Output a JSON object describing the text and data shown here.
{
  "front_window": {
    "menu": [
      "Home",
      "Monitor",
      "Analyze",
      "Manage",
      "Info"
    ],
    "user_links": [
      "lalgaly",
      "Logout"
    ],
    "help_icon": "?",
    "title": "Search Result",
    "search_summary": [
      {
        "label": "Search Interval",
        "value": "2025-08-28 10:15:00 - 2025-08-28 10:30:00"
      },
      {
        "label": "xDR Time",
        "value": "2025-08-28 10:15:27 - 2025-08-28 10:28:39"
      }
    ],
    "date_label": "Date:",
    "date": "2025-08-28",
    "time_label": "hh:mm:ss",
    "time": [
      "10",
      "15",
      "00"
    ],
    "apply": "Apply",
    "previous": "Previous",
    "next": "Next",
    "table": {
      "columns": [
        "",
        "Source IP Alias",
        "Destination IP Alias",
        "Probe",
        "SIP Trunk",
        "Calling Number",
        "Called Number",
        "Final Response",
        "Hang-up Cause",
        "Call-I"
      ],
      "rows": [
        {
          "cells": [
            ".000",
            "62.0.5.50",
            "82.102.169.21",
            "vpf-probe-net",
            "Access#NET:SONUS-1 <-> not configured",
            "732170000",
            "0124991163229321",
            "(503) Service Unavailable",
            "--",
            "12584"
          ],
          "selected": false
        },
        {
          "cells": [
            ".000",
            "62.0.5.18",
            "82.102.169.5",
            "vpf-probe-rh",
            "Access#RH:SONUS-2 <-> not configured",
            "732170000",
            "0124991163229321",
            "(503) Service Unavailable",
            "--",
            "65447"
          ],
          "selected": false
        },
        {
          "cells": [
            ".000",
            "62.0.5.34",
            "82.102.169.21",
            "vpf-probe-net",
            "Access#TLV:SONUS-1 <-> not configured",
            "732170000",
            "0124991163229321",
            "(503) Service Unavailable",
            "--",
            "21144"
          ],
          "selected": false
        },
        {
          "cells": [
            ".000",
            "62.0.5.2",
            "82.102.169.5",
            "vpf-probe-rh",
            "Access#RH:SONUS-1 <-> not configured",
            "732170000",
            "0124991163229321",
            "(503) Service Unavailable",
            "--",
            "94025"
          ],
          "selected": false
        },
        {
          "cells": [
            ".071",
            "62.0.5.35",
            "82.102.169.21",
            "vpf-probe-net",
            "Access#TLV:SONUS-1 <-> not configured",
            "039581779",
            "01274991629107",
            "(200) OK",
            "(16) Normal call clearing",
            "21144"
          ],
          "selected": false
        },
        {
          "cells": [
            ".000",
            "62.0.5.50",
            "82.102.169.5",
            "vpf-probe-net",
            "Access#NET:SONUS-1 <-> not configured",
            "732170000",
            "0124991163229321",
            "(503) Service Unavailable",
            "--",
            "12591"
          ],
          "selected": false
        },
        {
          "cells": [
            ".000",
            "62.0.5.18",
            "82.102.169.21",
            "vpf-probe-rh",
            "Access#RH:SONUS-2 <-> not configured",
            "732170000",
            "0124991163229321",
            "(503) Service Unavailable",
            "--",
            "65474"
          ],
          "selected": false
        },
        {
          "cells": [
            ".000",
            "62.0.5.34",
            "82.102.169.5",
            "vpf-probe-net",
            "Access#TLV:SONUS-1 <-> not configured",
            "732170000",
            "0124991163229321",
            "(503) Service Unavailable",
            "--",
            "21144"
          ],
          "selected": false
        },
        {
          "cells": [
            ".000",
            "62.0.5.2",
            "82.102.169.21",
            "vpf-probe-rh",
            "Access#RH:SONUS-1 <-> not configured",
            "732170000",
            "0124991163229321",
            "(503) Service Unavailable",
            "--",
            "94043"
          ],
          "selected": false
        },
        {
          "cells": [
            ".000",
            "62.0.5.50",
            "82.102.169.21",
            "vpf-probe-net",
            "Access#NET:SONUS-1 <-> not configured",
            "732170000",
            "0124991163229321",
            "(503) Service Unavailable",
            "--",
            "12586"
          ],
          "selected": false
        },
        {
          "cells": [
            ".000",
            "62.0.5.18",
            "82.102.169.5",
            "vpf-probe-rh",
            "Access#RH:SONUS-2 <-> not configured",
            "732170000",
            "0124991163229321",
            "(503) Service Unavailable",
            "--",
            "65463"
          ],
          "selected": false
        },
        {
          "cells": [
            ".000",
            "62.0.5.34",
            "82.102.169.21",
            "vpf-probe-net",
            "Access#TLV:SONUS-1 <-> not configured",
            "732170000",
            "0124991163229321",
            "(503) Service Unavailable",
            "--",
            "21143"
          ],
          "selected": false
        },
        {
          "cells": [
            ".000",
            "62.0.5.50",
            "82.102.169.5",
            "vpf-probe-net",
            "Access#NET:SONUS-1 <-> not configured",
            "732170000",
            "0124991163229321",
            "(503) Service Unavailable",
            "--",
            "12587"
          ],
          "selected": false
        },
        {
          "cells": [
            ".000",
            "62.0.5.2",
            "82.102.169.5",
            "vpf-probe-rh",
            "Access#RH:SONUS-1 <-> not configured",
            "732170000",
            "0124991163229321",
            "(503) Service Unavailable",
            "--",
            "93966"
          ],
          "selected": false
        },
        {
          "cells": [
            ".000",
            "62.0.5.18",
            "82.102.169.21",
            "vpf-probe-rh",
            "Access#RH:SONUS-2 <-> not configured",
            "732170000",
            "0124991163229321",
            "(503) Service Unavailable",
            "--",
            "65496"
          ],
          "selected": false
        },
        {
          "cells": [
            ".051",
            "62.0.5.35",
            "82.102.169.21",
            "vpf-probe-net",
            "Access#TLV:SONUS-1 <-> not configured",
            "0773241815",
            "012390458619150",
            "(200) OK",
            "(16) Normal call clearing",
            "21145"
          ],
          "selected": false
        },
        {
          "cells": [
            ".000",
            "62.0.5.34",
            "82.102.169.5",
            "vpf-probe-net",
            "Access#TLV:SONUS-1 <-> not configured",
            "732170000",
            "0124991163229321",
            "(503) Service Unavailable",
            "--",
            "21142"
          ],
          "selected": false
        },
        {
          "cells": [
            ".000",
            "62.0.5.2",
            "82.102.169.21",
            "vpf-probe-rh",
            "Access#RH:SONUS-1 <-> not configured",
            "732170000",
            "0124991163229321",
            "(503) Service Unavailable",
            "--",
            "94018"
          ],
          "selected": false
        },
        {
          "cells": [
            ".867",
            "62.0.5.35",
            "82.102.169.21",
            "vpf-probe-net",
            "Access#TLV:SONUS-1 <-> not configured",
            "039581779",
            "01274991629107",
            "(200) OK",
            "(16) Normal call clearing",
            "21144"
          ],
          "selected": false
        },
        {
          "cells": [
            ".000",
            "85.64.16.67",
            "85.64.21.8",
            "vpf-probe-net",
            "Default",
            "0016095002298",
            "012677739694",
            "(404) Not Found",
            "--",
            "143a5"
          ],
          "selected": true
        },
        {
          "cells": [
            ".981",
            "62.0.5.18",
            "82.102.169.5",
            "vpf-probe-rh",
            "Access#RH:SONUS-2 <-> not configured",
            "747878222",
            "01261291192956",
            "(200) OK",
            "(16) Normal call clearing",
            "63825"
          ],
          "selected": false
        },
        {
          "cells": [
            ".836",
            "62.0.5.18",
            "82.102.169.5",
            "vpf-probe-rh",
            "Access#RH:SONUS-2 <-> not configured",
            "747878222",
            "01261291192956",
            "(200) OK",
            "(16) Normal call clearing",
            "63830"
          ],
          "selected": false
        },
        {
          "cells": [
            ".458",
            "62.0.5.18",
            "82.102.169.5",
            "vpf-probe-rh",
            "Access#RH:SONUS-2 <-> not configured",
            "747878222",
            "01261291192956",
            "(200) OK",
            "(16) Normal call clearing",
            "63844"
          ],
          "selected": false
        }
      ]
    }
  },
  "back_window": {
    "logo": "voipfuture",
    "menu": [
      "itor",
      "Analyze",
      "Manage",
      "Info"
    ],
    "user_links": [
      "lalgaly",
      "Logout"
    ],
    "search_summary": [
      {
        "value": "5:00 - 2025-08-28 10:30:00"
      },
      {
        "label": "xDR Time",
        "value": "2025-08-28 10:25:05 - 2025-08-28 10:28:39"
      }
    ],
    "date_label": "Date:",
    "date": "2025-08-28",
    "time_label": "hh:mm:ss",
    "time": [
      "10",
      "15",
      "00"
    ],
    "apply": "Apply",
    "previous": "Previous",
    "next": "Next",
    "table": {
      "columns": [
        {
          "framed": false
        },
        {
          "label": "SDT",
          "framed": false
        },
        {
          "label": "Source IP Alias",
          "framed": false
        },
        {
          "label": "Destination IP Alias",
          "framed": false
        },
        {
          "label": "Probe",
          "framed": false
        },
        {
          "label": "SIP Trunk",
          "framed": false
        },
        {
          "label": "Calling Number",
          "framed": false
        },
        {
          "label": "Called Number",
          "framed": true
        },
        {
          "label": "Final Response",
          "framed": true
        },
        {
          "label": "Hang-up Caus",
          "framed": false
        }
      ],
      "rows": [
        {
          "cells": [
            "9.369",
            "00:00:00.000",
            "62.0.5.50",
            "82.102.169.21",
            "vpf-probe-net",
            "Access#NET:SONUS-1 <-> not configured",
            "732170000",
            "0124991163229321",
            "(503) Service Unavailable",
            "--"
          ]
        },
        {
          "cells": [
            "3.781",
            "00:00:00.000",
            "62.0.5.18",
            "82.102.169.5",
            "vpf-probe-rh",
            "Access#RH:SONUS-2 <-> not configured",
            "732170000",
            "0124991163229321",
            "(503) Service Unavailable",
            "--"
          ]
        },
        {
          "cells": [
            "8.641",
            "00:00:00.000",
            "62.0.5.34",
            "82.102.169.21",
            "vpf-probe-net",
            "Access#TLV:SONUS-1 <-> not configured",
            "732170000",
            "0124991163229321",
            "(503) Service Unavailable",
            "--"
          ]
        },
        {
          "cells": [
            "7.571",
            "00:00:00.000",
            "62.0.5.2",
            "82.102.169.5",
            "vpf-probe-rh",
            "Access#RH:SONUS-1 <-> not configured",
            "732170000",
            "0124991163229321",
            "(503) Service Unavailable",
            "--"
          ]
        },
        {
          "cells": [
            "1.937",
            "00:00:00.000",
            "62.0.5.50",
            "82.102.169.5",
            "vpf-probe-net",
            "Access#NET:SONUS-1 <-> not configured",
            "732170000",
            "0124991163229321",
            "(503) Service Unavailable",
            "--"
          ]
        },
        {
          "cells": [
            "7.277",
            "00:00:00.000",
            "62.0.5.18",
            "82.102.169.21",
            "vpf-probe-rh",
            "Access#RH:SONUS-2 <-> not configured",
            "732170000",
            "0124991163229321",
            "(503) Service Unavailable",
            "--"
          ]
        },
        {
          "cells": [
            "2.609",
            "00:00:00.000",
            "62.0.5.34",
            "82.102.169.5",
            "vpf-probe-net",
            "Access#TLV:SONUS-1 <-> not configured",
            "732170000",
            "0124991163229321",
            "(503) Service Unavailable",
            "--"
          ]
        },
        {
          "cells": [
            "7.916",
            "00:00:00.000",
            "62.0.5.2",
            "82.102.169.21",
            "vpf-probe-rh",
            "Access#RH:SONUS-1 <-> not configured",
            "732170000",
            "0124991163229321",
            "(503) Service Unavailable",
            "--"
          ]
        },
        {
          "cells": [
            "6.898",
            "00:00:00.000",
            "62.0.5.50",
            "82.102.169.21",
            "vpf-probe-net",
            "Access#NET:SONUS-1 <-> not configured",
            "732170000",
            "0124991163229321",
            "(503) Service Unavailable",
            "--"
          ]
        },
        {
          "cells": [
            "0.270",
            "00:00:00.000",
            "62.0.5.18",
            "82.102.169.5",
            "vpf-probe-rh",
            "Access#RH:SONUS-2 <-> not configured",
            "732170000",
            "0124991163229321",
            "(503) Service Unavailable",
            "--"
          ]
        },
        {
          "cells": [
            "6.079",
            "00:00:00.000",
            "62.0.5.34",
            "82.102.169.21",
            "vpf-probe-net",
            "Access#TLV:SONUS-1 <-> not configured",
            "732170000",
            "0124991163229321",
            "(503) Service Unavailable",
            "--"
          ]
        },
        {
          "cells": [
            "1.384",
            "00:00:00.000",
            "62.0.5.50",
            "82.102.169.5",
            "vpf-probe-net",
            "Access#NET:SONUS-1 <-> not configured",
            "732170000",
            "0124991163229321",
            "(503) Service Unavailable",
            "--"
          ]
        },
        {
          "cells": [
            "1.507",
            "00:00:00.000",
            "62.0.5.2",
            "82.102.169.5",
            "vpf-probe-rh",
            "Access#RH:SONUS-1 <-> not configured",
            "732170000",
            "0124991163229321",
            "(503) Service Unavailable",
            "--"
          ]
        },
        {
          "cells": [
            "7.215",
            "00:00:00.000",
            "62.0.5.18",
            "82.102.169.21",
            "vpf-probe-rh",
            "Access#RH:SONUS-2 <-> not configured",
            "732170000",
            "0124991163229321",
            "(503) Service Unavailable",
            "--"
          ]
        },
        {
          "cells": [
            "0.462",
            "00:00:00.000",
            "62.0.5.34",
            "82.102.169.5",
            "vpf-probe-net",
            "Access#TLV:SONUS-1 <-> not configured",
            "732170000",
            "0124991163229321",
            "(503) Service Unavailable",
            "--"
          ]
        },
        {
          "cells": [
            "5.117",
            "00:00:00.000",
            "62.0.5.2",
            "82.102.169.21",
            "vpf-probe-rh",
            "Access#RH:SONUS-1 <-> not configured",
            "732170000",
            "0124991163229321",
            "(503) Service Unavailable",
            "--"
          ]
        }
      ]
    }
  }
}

----------------------------------------

- **PROMPT**: Out of the records, collect only those lines that contain the string "Destination".

- **EXERCISE RESULT**:
        "Destination IP Alias",
          "label": "Destination IP Alias",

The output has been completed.